(Task data):
* Begin *
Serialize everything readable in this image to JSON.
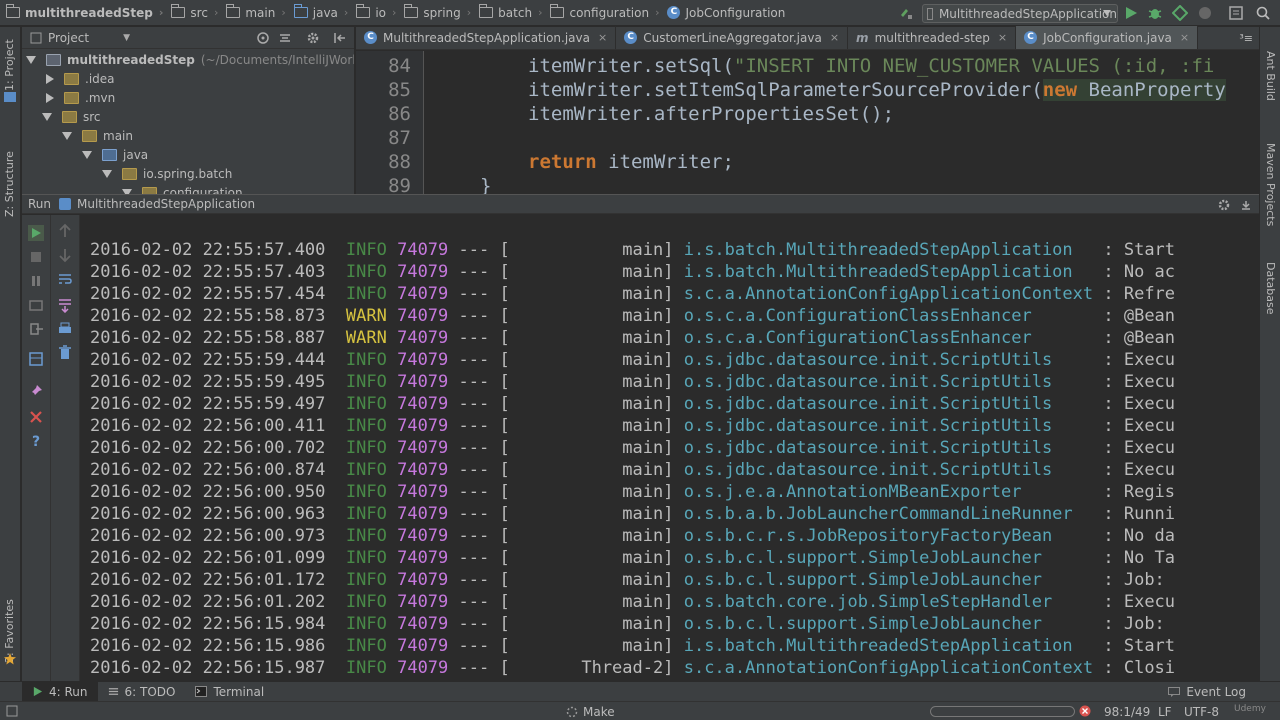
{
  "breadcrumbs": [
    "multithreadedStep",
    "src",
    "main",
    "java",
    "io",
    "spring",
    "batch",
    "configuration",
    "JobConfiguration"
  ],
  "toolbar": {
    "run_config": "MultithreadedStepApplication"
  },
  "left_strip": {
    "project": "1: Project",
    "structure": "Z: Structure",
    "favorites": "2: Favorites"
  },
  "right_strip": {
    "ant": "Ant Build",
    "maven": "Maven Projects",
    "database": "Database"
  },
  "project_panel": {
    "header": "Project",
    "root_name": "multithreadedStep",
    "root_path": "(~/Documents/IntelliJWorkspace",
    "items": [
      ".idea",
      ".mvn",
      "src",
      "main",
      "java",
      "io.spring.batch",
      "configuration"
    ]
  },
  "editor_tabs": [
    {
      "label": "MultithreadedStepApplication.java",
      "icon": "C"
    },
    {
      "label": "CustomerLineAggregator.java",
      "icon": "C"
    },
    {
      "label": "multithreaded-step",
      "icon": "m"
    },
    {
      "label": "JobConfiguration.java",
      "icon": "C"
    }
  ],
  "editor_tab_overflow": "³≡",
  "editor": {
    "line_numbers": [
      "84",
      "85",
      "86",
      "87",
      "88",
      "89"
    ],
    "lines": {
      "l84_a": "itemWriter.setSql(",
      "l84_b": "\"INSERT INTO NEW_CUSTOMER VALUES (:id, :fi",
      "l85_a": "itemWriter.setItemSqlParameterSourceProvider(",
      "l85_kw": "new",
      "l85_b": " BeanProperty",
      "l86": "itemWriter.afterPropertiesSet();",
      "l88_kw": "return",
      "l88_b": " itemWriter;",
      "l89": "}"
    }
  },
  "run_panel": {
    "label": "Run",
    "config": "MultithreadedStepApplication"
  },
  "console_lines": [
    {
      "ts": "2016-02-02 22:55:57.400",
      "level": "INFO",
      "pid": "74079",
      "thread": "main",
      "logger": "i.s.batch.MultithreadedStepApplication",
      "msg": ": Start"
    },
    {
      "ts": "2016-02-02 22:55:57.403",
      "level": "INFO",
      "pid": "74079",
      "thread": "main",
      "logger": "i.s.batch.MultithreadedStepApplication",
      "msg": ": No ac"
    },
    {
      "ts": "2016-02-02 22:55:57.454",
      "level": "INFO",
      "pid": "74079",
      "thread": "main",
      "logger": "s.c.a.AnnotationConfigApplicationContext",
      "msg": ": Refre"
    },
    {
      "ts": "2016-02-02 22:55:58.873",
      "level": "WARN",
      "pid": "74079",
      "thread": "main",
      "logger": "o.s.c.a.ConfigurationClassEnhancer",
      "msg": ": @Bean"
    },
    {
      "ts": "2016-02-02 22:55:58.887",
      "level": "WARN",
      "pid": "74079",
      "thread": "main",
      "logger": "o.s.c.a.ConfigurationClassEnhancer",
      "msg": ": @Bean"
    },
    {
      "ts": "2016-02-02 22:55:59.444",
      "level": "INFO",
      "pid": "74079",
      "thread": "main",
      "logger": "o.s.jdbc.datasource.init.ScriptUtils",
      "msg": ": Execu"
    },
    {
      "ts": "2016-02-02 22:55:59.495",
      "level": "INFO",
      "pid": "74079",
      "thread": "main",
      "logger": "o.s.jdbc.datasource.init.ScriptUtils",
      "msg": ": Execu"
    },
    {
      "ts": "2016-02-02 22:55:59.497",
      "level": "INFO",
      "pid": "74079",
      "thread": "main",
      "logger": "o.s.jdbc.datasource.init.ScriptUtils",
      "msg": ": Execu"
    },
    {
      "ts": "2016-02-02 22:56:00.411",
      "level": "INFO",
      "pid": "74079",
      "thread": "main",
      "logger": "o.s.jdbc.datasource.init.ScriptUtils",
      "msg": ": Execu"
    },
    {
      "ts": "2016-02-02 22:56:00.702",
      "level": "INFO",
      "pid": "74079",
      "thread": "main",
      "logger": "o.s.jdbc.datasource.init.ScriptUtils",
      "msg": ": Execu"
    },
    {
      "ts": "2016-02-02 22:56:00.874",
      "level": "INFO",
      "pid": "74079",
      "thread": "main",
      "logger": "o.s.jdbc.datasource.init.ScriptUtils",
      "msg": ": Execu"
    },
    {
      "ts": "2016-02-02 22:56:00.950",
      "level": "INFO",
      "pid": "74079",
      "thread": "main",
      "logger": "o.s.j.e.a.AnnotationMBeanExporter",
      "msg": ": Regis"
    },
    {
      "ts": "2016-02-02 22:56:00.963",
      "level": "INFO",
      "pid": "74079",
      "thread": "main",
      "logger": "o.s.b.a.b.JobLauncherCommandLineRunner",
      "msg": ": Runni"
    },
    {
      "ts": "2016-02-02 22:56:00.973",
      "level": "INFO",
      "pid": "74079",
      "thread": "main",
      "logger": "o.s.b.c.r.s.JobRepositoryFactoryBean",
      "msg": ": No da"
    },
    {
      "ts": "2016-02-02 22:56:01.099",
      "level": "INFO",
      "pid": "74079",
      "thread": "main",
      "logger": "o.s.b.c.l.support.SimpleJobLauncher",
      "msg": ": No Ta"
    },
    {
      "ts": "2016-02-02 22:56:01.172",
      "level": "INFO",
      "pid": "74079",
      "thread": "main",
      "logger": "o.s.b.c.l.support.SimpleJobLauncher",
      "msg": ": Job:"
    },
    {
      "ts": "2016-02-02 22:56:01.202",
      "level": "INFO",
      "pid": "74079",
      "thread": "main",
      "logger": "o.s.batch.core.job.SimpleStepHandler",
      "msg": ": Execu"
    },
    {
      "ts": "2016-02-02 22:56:15.984",
      "level": "INFO",
      "pid": "74079",
      "thread": "main",
      "logger": "o.s.b.c.l.support.SimpleJobLauncher",
      "msg": ": Job:"
    },
    {
      "ts": "2016-02-02 22:56:15.986",
      "level": "INFO",
      "pid": "74079",
      "thread": "main",
      "logger": "i.s.batch.MultithreadedStepApplication",
      "msg": ": Start"
    },
    {
      "ts": "2016-02-02 22:56:15.987",
      "level": "INFO",
      "pid": "74079",
      "thread": "Thread-2",
      "logger": "s.c.a.AnnotationConfigApplicationContext",
      "msg": ": Closi"
    }
  ],
  "bottom_tabs": {
    "run": "4: Run",
    "todo": "6: TODO",
    "terminal": "Terminal",
    "event_log": "Event Log"
  },
  "status_bar": {
    "make": "Make",
    "position": "98:1/49",
    "line_sep": "LF",
    "encoding": "UTF-8"
  },
  "watermark": "Udemy",
  "colors": {
    "info": "#50a14f",
    "warn": "#d6c340",
    "pid": "#c678dd",
    "logger": "#58a6b8",
    "keyword": "#cc7832",
    "string": "#6a8759"
  }
}
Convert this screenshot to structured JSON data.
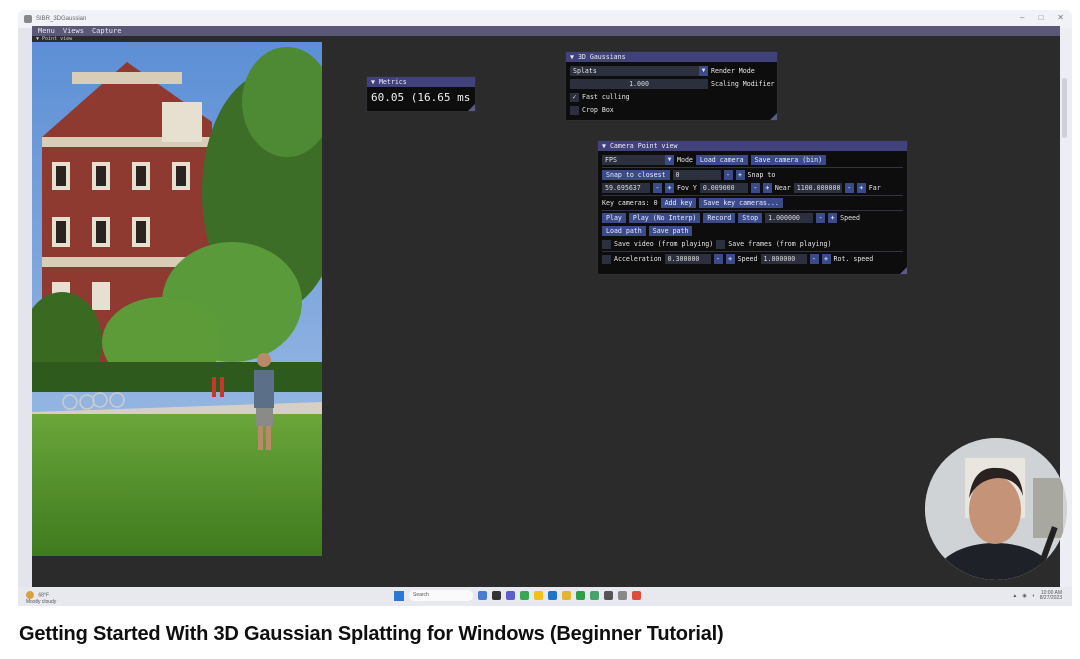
{
  "video": {
    "title": "Getting Started With 3D Gaussian Splatting for Windows (Beginner Tutorial)"
  },
  "window": {
    "title": "SIBR_3DGaussian"
  },
  "menubar": {
    "items": [
      "Menu",
      "Views",
      "Capture"
    ],
    "subtitle": "▼ Point view"
  },
  "metrics": {
    "title": "▼ Metrics",
    "value": "60.05 (16.65 ms"
  },
  "gaussians": {
    "title": "▼ 3D Gaussians",
    "render_mode_value": "Splats",
    "render_mode_label": "Render Mode",
    "scaling_value": "1.000",
    "scaling_label": "Scaling Modifier",
    "fast_culling_label": "Fast culling",
    "fast_culling_checked": true,
    "crop_box_label": "Crop Box"
  },
  "camera": {
    "title": "▼ Camera Point view",
    "mode_value": "FPS",
    "mode_label": "Mode",
    "load_camera": "Load camera",
    "save_camera": "Save camera (bin)",
    "snap_closest": "Snap to closest",
    "snap_value": "0",
    "snap_to": "Snap to",
    "fov_value": "59.695637",
    "fov_label": "Fov Y",
    "near_value": "0.009000",
    "near_label": "Near",
    "far_value": "1100.000000",
    "far_label": "Far",
    "key_cameras": "Key cameras: 0",
    "add_key": "Add key",
    "save_key_cameras": "Save key cameras...",
    "play": "Play",
    "play_no_interp": "Play (No Interp)",
    "record": "Record",
    "stop": "Stop",
    "play_speed_value": "1.000000",
    "speed_label": "Speed",
    "load_path": "Load path",
    "save_path": "Save path",
    "save_video": "Save video (from playing)",
    "save_frames": "Save frames (from playing)",
    "acceleration_label": "Acceleration",
    "acceleration_value": "0.300000",
    "speed2_value": "1.000000",
    "rot_speed_label": "Rot. speed",
    "minus": "-",
    "plus": "+"
  },
  "taskbar": {
    "weather_temp": "68°F",
    "weather_desc": "Mostly cloudy",
    "search": "Search",
    "time": "10:00 AM",
    "date": "8/27/2023"
  },
  "colors": {
    "title_bar": "#42427a",
    "button": "#3b4b8a",
    "menubar": "#5a5779",
    "window_bg": "#0d0d0d"
  }
}
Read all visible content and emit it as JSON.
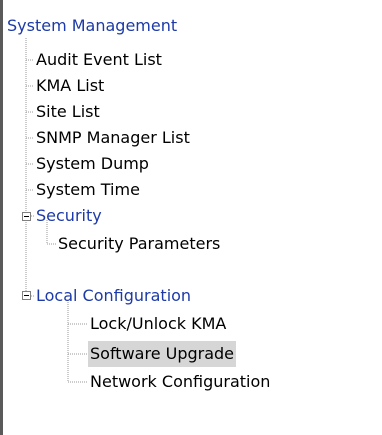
{
  "tree": {
    "root": "System Management",
    "system_items": [
      "Audit Event List",
      "KMA List",
      "Site List",
      "SNMP Manager List",
      "System Dump",
      "System Time"
    ],
    "security": {
      "label": "Security",
      "children": [
        "Security Parameters"
      ]
    },
    "local_configuration": {
      "label": "Local Configuration",
      "children": [
        "Lock/Unlock KMA",
        "Software Upgrade",
        "Network Configuration"
      ],
      "selected": "Software Upgrade"
    }
  },
  "colors": {
    "folder_text": "#1d3aa8",
    "selection_bg": "#d6d6d6",
    "tree_line": "#9a9a9a"
  }
}
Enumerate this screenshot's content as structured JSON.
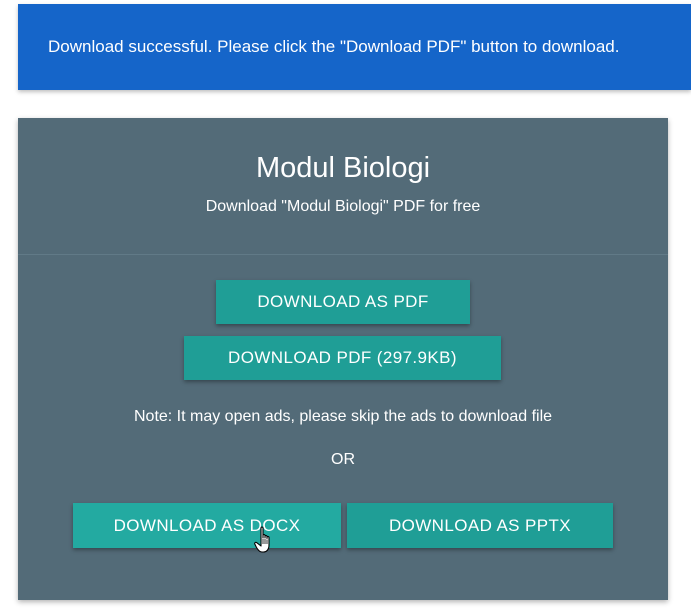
{
  "alert": {
    "message": "Download successful. Please click the \"Download PDF\" button to download."
  },
  "card": {
    "title": "Modul Biologi",
    "subtitle": "Download \"Modul Biologi\" PDF for free",
    "buttons": {
      "download_pdf": "DOWNLOAD AS PDF",
      "download_pdf_size": "DOWNLOAD PDF (297.9KB)",
      "download_docx": "DOWNLOAD AS DOCX",
      "download_pptx": "DOWNLOAD AS PPTX"
    },
    "note": "Note: It may open ads, please skip the ads to download file",
    "or": "OR"
  },
  "colors": {
    "alert_bg": "#1565c9",
    "card_bg": "#536b78",
    "button_bg": "#1f9e96"
  },
  "icons": {
    "cursor": "hand-pointer-cursor-icon"
  }
}
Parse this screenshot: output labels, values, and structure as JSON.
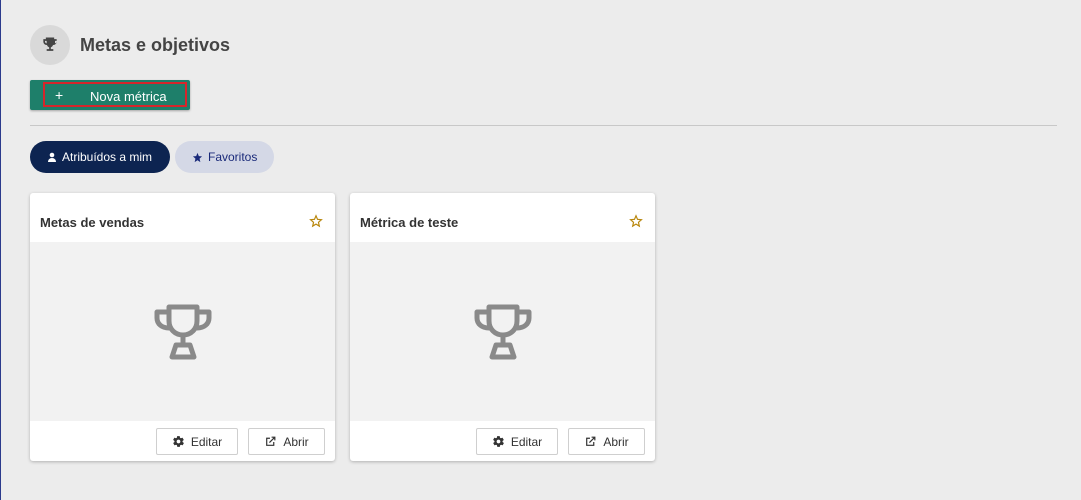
{
  "header": {
    "title": "Metas e objetivos",
    "icon": "trophy-icon"
  },
  "toolbar": {
    "new_metric_label": "Nova métrica",
    "new_metric_icon": "plus-icon",
    "plus_glyph": "+"
  },
  "filters": {
    "assigned_label": "Atribuídos a mim",
    "assigned_icon": "person-icon",
    "favorites_label": "Favoritos",
    "favorites_icon": "star-icon"
  },
  "cards": [
    {
      "title": "Metas de vendas",
      "edit_label": "Editar",
      "open_label": "Abrir",
      "favorite": false
    },
    {
      "title": "Métrica de teste",
      "edit_label": "Editar",
      "open_label": "Abrir",
      "favorite": false
    }
  ],
  "colors": {
    "primary": "#1e7f6a",
    "highlight_border": "#d7262b",
    "pill_active": "#0d2451",
    "pill_inactive": "#d4d8e6",
    "star": "#b8860b",
    "trophy": "#8a8a8a"
  }
}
* End *
(Exercise instructions): Copy out only the lines beginning at the line with "Read all visible content and emit it as JSON." and ending at the last line of the entries. Keep them exact; drop pictures.

(Answer to this task):
Read all visible content and emit it as JSON.
{
  "tree": {
    "root": "System Management",
    "system_items": [
      "Audit Event List",
      "KMA List",
      "Site List",
      "SNMP Manager List",
      "System Dump",
      "System Time"
    ],
    "security": {
      "label": "Security",
      "children": [
        "Security Parameters"
      ]
    },
    "local_configuration": {
      "label": "Local Configuration",
      "children": [
        "Lock/Unlock KMA",
        "Software Upgrade",
        "Network Configuration"
      ],
      "selected": "Software Upgrade"
    }
  },
  "colors": {
    "folder_text": "#1d3aa8",
    "selection_bg": "#d6d6d6",
    "tree_line": "#9a9a9a"
  }
}
Enumerate this screenshot's content as structured JSON.
{
  "alert": {
    "message": "Download successful. Please click the \"Download PDF\" button to download."
  },
  "card": {
    "title": "Modul Biologi",
    "subtitle": "Download \"Modul Biologi\" PDF for free",
    "buttons": {
      "download_pdf": "DOWNLOAD AS PDF",
      "download_pdf_size": "DOWNLOAD PDF (297.9KB)",
      "download_docx": "DOWNLOAD AS DOCX",
      "download_pptx": "DOWNLOAD AS PPTX"
    },
    "note": "Note: It may open ads, please skip the ads to download file",
    "or": "OR"
  },
  "colors": {
    "alert_bg": "#1565c9",
    "card_bg": "#536b78",
    "button_bg": "#1f9e96"
  },
  "icons": {
    "cursor": "hand-pointer-cursor-icon"
  }
}
Parse this screenshot: output labels, values, and structure as JSON.
{
  "header": {
    "title": "Metas e objetivos",
    "icon": "trophy-icon"
  },
  "toolbar": {
    "new_metric_label": "Nova métrica",
    "new_metric_icon": "plus-icon",
    "plus_glyph": "+"
  },
  "filters": {
    "assigned_label": "Atribuídos a mim",
    "assigned_icon": "person-icon",
    "favorites_label": "Favoritos",
    "favorites_icon": "star-icon"
  },
  "cards": [
    {
      "title": "Metas de vendas",
      "edit_label": "Editar",
      "open_label": "Abrir",
      "favorite": false
    },
    {
      "title": "Métrica de teste",
      "edit_label": "Editar",
      "open_label": "Abrir",
      "favorite": false
    }
  ],
  "colors": {
    "primary": "#1e7f6a",
    "highlight_border": "#d7262b",
    "pill_active": "#0d2451",
    "pill_inactive": "#d4d8e6",
    "star": "#b8860b",
    "trophy": "#8a8a8a"
  }
}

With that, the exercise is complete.